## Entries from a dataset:
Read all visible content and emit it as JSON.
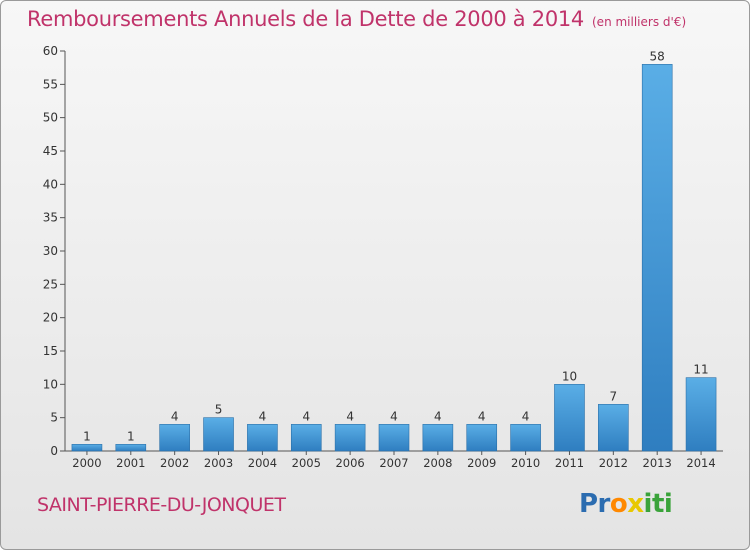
{
  "header": {
    "title": "Remboursements Annuels de la Dette de 2000 à 2014",
    "unit": "(en milliers d'€)"
  },
  "footer": {
    "commune": "SAINT-PIERRE-DU-JONQUET",
    "logo": "Proxiti"
  },
  "colors": {
    "title": "#c0336a",
    "bar_top": "#5aaee6",
    "bar_bottom": "#2f7ec0"
  },
  "chart_data": {
    "type": "bar",
    "categories": [
      "2000",
      "2001",
      "2002",
      "2003",
      "2004",
      "2005",
      "2006",
      "2007",
      "2008",
      "2009",
      "2010",
      "2011",
      "2012",
      "2013",
      "2014"
    ],
    "values": [
      1,
      1,
      4,
      5,
      4,
      4,
      4,
      4,
      4,
      4,
      4,
      10,
      7,
      58,
      11
    ],
    "data_labels": [
      "1",
      "1",
      "4",
      "5",
      "4",
      "4",
      "4",
      "4",
      "4",
      "4",
      "4",
      "10",
      "7",
      "58",
      "11"
    ],
    "title": "Remboursements Annuels de la Dette de 2000 à 2014",
    "ylim": [
      0,
      60
    ],
    "yticks": [
      0,
      5,
      10,
      15,
      20,
      25,
      30,
      35,
      40,
      45,
      50,
      55,
      60
    ],
    "grid": false,
    "legend": "none"
  }
}
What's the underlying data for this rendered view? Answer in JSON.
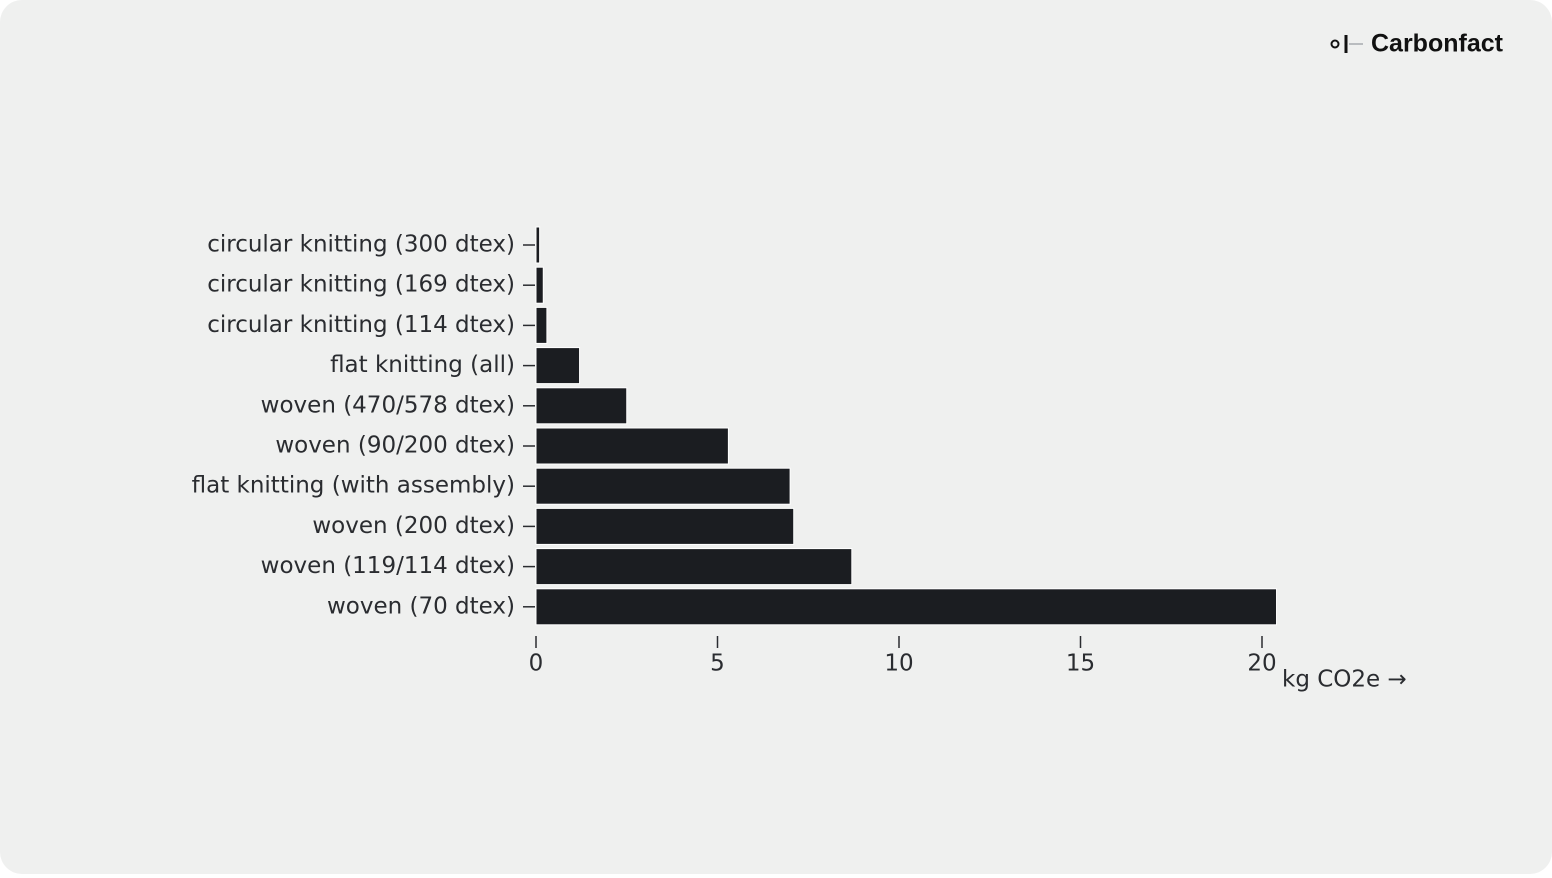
{
  "brand": "Carbonfact",
  "chart_data": {
    "type": "bar",
    "categories": [
      "circular knitting (300 dtex)",
      "circular knitting (169 dtex)",
      "circular knitting (114 dtex)",
      "flat knitting (all)",
      "woven (470/578 dtex)",
      "woven (90/200 dtex)",
      "flat knitting (with assembly)",
      "woven (200 dtex)",
      "woven (119/114 dtex)",
      "woven (70 dtex)"
    ],
    "values": [
      0.1,
      0.2,
      0.3,
      1.2,
      2.5,
      5.3,
      7.0,
      7.1,
      8.7,
      20.4
    ],
    "color": "#1b1d21",
    "x_label": "kg CO2e →",
    "xlim": [
      0,
      20
    ],
    "xticks": [
      0,
      5,
      10,
      15,
      20
    ]
  }
}
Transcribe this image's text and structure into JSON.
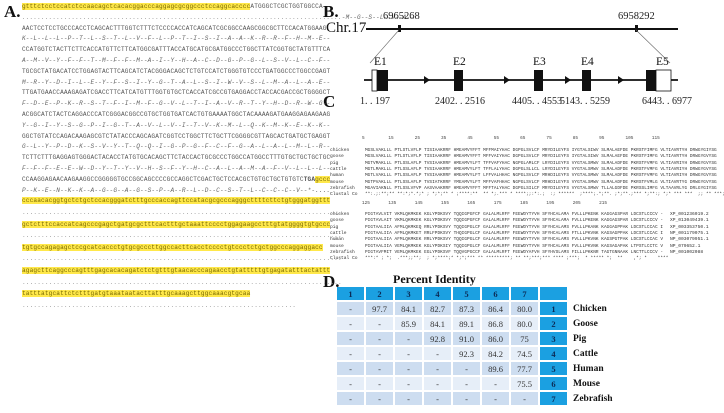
{
  "panels": {
    "a": {
      "label": "A."
    },
    "b": {
      "label": "B."
    },
    "c": {
      "label": "C"
    },
    "d": {
      "label": "D."
    }
  },
  "panel_a": {
    "lines": [
      {
        "type": "utr_start",
        "hl": "gtttctcctccatctccaacagctcacacggacccaggagcgcggccctccaggcacccc",
        "nt": "ATGGGCTCGCTGGTGGCCA"
      },
      {
        "type": "aa",
        "dots": "....................................................................................",
        "aa": "-M--G--S--L--V--A--"
      },
      {
        "type": "nt",
        "text": "AACTCCTCCTGCCCACCTCAGCACTTTGGTCTTTCTCCCCACCATCAGCATCGCGGCCAAGCGGCGCTTCCACATGGAAG"
      },
      {
        "type": "aa",
        "text": "K--L--L--L--P--T--L--S--T--L--V--F--L--P--T--I--S--I--A--A--K--R--R--F--H--M--E--"
      },
      {
        "type": "nt",
        "text": "CCATGGTCTACTTCTTCACCATGTTCTTCATGGCGATTTACCATGCATGCGATGGCCCTGGCTTATCGGTGCTATGTTTCA"
      },
      {
        "type": "aa",
        "text": "A--M--V--Y--F--F--T--M--F--F--M--A--I--Y--H--A--C--D--G--P--G--L--S--V--L--C--F--"
      },
      {
        "type": "nt",
        "text": "TGCGCTATGACATCCTGGAGTACTTCAGCATCTACGGGACAGCTCTGTCCATCTGGGTGTCCCTGATGGCCCTGGCCGAGT"
      },
      {
        "type": "aa",
        "text": "M--R--Y--D--I--L--E--Y--F--S--I--Y--G--T--A--L--S--I--W--V--S--L--M--A--L--A--E--"
      },
      {
        "type": "nt",
        "text": "TTGATGAACCAAAGAGATCGACCTTCATCATGTTTGGTGTGCTCACCATCGCCGTGAGGACCTACCACGACCGCTGGGGCT"
      },
      {
        "type": "aa",
        "text": "F--D--E--P--K--R--S--T--F--I--M--F--G--V--L--T--I--A--V--R--T--Y--H--D--R--W--G--"
      },
      {
        "type": "nt",
        "text": "ACGGCATCTACTCAGGACCCATCGGGACGGCCGTGCTGGTGATCACTGTGAAAATGGCTACAAAAGATGAAGGAGAAGAAG"
      },
      {
        "type": "aa",
        "text": "Y--G--I--Y--S--G--P--I--G--T--A--V--L--V--I--T--V--K--M--L--Q--K--M--K--E--K--K--"
      },
      {
        "type": "nt",
        "text": "GGCTGTATCCAGACAAGAGCGTCTATACCCAGCAGATCGGTCCTGGCTTCTGCTTCGGGGCGTTAGCACTGATGCTGAGGT"
      },
      {
        "type": "aa",
        "text": "G--L--Y--P--D--K--S--V--Y--T--Q--Q--I--G--P--G--F--C--F--G--A--L--A--L--M--L--R--"
      },
      {
        "type": "nt",
        "text": "TCTTCTTTGAGGAGTGGGACTACACCTATGTGCACAGCTTCTACCACTGCGCCCTGGCCATGGCCTTTGTGCTGCTGCTGC"
      },
      {
        "type": "aa",
        "text": "F--F--F--E--E--W--D--Y--T--Y--V--H--S--F--Y--H--C--A--L--A--M--A--F--V--L--L--L--"
      },
      {
        "type": "stop",
        "nt": "CCAAGGAGAACAAGAAGGCCGGGGGTGCCGGCAGCCCCGCCAGGCTCGACTGCTCCACGCTGTGCTGCTGTGTC",
        "stop": "TGA",
        "hl": "gccc"
      },
      {
        "type": "aa",
        "text": "P--K--E--N--K--K--A--G--G--A--G--S--P--A--R--L--D--C--S--T--L--C--C--C--V--*-...."
      },
      {
        "type": "utr",
        "text": "cccaacacggtgctctgctccacgggatctttgcccaccagttccatacgcgcccagggcttttcttctgtgggatggttt"
      },
      {
        "type": "dots",
        "text": "...................................................................................."
      },
      {
        "type": "utr",
        "text": "gctctttccaccatcagcccgagctgatgcgctttcactttgctaaattcccctggagaagcctttgtatggggtgtgccc"
      },
      {
        "type": "dots",
        "text": "...................................................................................."
      },
      {
        "type": "utr",
        "text": "tgtgccagagagctccgcatcaccctgtgcgcccttggccacttcacctcccctgtccctctgctggcccaggaggacc"
      },
      {
        "type": "dots",
        "text": "...................................................................................."
      },
      {
        "type": "utr",
        "text": "agagcttcaggcccagtttgagcacacagatctctgtttgtaacacccagaacctgtatttttgtgagatatttactattt"
      },
      {
        "type": "dots",
        "text": "...................................................................................."
      },
      {
        "type": "utr",
        "text": "tatttatgcattctctttgatgtaaataatacttatttgcaaagcttggcaaacgtgcaa"
      },
      {
        "type": "dots",
        "text": "........................................................................"
      }
    ]
  },
  "panel_b": {
    "chromosome": "Chr.17",
    "coord_left": "6965268",
    "coord_right": "6958292",
    "exons": [
      {
        "label": "E1",
        "range": "1. . 197"
      },
      {
        "label": "E2",
        "range": "2402. . 2516"
      },
      {
        "label": "E3",
        "range": "4405. . 4553"
      },
      {
        "label": "E4",
        "range": "5143. . 5259"
      },
      {
        "label": "E5",
        "range": "6443. . 6977"
      }
    ]
  },
  "panel_c": {
    "ruler1": "5         15        25        35        45        55        65        75        85        95        105       115",
    "ruler2": "125       135       145       155       165       175       185       195       205       215",
    "species": [
      "chicken",
      "goose",
      "pig",
      "cattle",
      "human",
      "mouse",
      "zebrafish",
      "Clustal Co"
    ],
    "block1": [
      "MGSLVAKLLL PTLSTLVFLP TISIAAKRRF HMEAMVYFFT MFFMAIYHAC DGPGLSVLCF MRYDILEYFS IYGTALSIWV SLMALAEFDE PKRSTFIMFG VLTIAVRTYH DRWGYGIYSG",
      "MGSLVAKLLL PTLSTLVFLP TISIAAKRRF HMEAMVYFFT MFFVAIYHAC DGPGLSVLCF MRYDILEYFS IYGTALSIWV SLMALAEFDE PKRSTFIMFG VLTIAVRTYH DRWGYGVYSG",
      "MGTVMAKLLL PTLSSLAFLP TVSIAAKRRF HMEAMVYLFT TFFVAFYHAC NGPGLAMLCF LRYDILEYFS VYGTALSMWV SLMALADFDE PKRSTFVMFG VLTIAVRIYH DRWGYGVYSG",
      "MGTLMAKLLL PTLSSLAFLP TVSIAAKRRF HMEAMVYLFT TFFLALYHAC DGPGLSLLCL LRYDILEYFS VYGTALSMWV SLMALADFDE PKRSTFVMFG VLTIAVRIYH DRWGYGVYSG",
      "MGTLVAKLLL PTLSSLAFLP TVSIAAKRRF HMEAMVYLFT LFFVALHHAC NGPGLSVLCF MRHDILEYFS VYGTALSMWV SLMALADFDE PKRSTFVMFG VLTIAVRIYH DRWGYGVYSG",
      "MGTPVAKLLL PTLSSLAFLP TVSIATKRRF YMEAMVYLFT MFFVAFHHAC NGPGLSVLCF MRHDILEYFS VYGTALSMWV SLMALADFDE PKRSTFVMLG VLTIAVRTYG DRWGYGVYSG",
      "MGAVIAKNLL PTLSSLVFVP AASVAAKRRF HMEAMVYFFT MFFTALYHAC DGPGLSILCF MRYDILEYFS VYGTALSMWV TLLALGDFDE PKRSSLIMFG VLTAAVRLYG DRLGYGIYSG",
      "**:.;:**;** **:*;*.*;* ; *;*;** * ;****:**  ** *;.*** * ****;;:*:.;  :; ******  ;****;.*;**. ;*;**.;*** *;**:; *;* *** ***  ;; ** ***;***"
    ],
    "block2": [
      "PIGTAVLVIT VKMLQKMKEK KGLYPDKSVY TQQIGPGFCF GALALMLRFF FEEWDYTYVH SFYHCALAMA FVLLLPKENK KAGGAGSPAR LDCSTLCCCV -",
      "PIGTAVLAIT VKMLQKMKEK KGLYPDKSVY TQQIGPGFCF GALALMLRFF FEEWDYTYVH SFYHCALAMA FVLLLPKENK KAGGAGSPAR LDCSTLCCCV -",
      "PIGTAALIIA AFMLQKMKEQ RRLYPDKSVY TQQIGPGLCF GALALMLRFF FEEWDYTYVH SFYHCALAMS FVLLLPKANK KAGGAGPPAK LDCSTLCCAC I",
      "PIGTAALIIA AFMLQKMKET RRLFPDKSVY THQIGPGLCF GALALMLRFF FEEWDYTYVH SFYHCALAMS FTLLLPKVNK KAGSAGPPAK LDCSTLCCAC I",
      "PIGTAALIIA AFMLQKMKEK RRLYPDKSVY TQQIGPGLCF GALALMLRFF FEEWDYTYVH SFYHCALAMS FVLLLPKVNK KAGSPGTPAK LDCSTLCCAC V",
      "PIGTAALIIA VEMLQKMKEK KGLYPDKSIY TQQIGPGLCF GALALMLRFF FEEWDYTYVH SFYHCALAMS FVLLLPKVNK KAGSAGAPAK LTPSTLCCTC V",
      "PIGTAVFMIT VEMLQKMKEK EGLYPDKSVF TQQVGPGCCF GALALMLRFT FEEWDYAFVH SFYHVSLAMS FILLLPKKNR TAGTGNNAAK LNCTTLCCCV -",
      "***:* ; *;  .***;;**;  ; *;****;* *;*;*** ** *********; ** **;***;*** **** ;***;  * ***** *;  **    ,*; *    ****"
    ],
    "accessions": [
      "XP_001236019.2",
      "XP_013049439.1",
      "XP_003353750.1",
      "NP_001179075.1",
      "NP_003079951.1",
      "NP_079652.1",
      "NP_001002088"
    ]
  },
  "panel_d": {
    "title": "Percent Identity",
    "header": [
      "1",
      "2",
      "3",
      "4",
      "5",
      "6",
      "7",
      ""
    ],
    "rows": [
      {
        "cells": [
          "-",
          "97.7",
          "84.1",
          "82.7",
          "87.3",
          "86.4",
          "80.0"
        ],
        "idx": "1",
        "species": "Chicken"
      },
      {
        "cells": [
          "-",
          "-",
          "85.9",
          "84.1",
          "89.1",
          "86.8",
          "80.0"
        ],
        "idx": "2",
        "species": "Goose"
      },
      {
        "cells": [
          "-",
          "-",
          "-",
          "92.8",
          "91.0",
          "86.0",
          "75"
        ],
        "idx": "3",
        "species": "Pig"
      },
      {
        "cells": [
          "-",
          "-",
          "-",
          "-",
          "92.3",
          "84.2",
          "74.5"
        ],
        "idx": "4",
        "species": "Cattle"
      },
      {
        "cells": [
          "-",
          "-",
          "-",
          "-",
          "-",
          "89.6",
          "77.7"
        ],
        "idx": "5",
        "species": "Human"
      },
      {
        "cells": [
          "-",
          "-",
          "-",
          "-",
          "-",
          "-",
          "75.5"
        ],
        "idx": "6",
        "species": "Mouse"
      },
      {
        "cells": [
          "-",
          "-",
          "-",
          "-",
          "-",
          "-",
          "-"
        ],
        "idx": "7",
        "species": "Zebrafish"
      }
    ]
  },
  "colors": {
    "highlight": "#ffe84a",
    "table_header": "#1ba0e1",
    "row_dark": "#cdddf0",
    "row_light": "#e6eef8"
  }
}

## Work to complete:
Give the count of lines in the listing above that include "dtex", with no other words.

## Expected answer:
8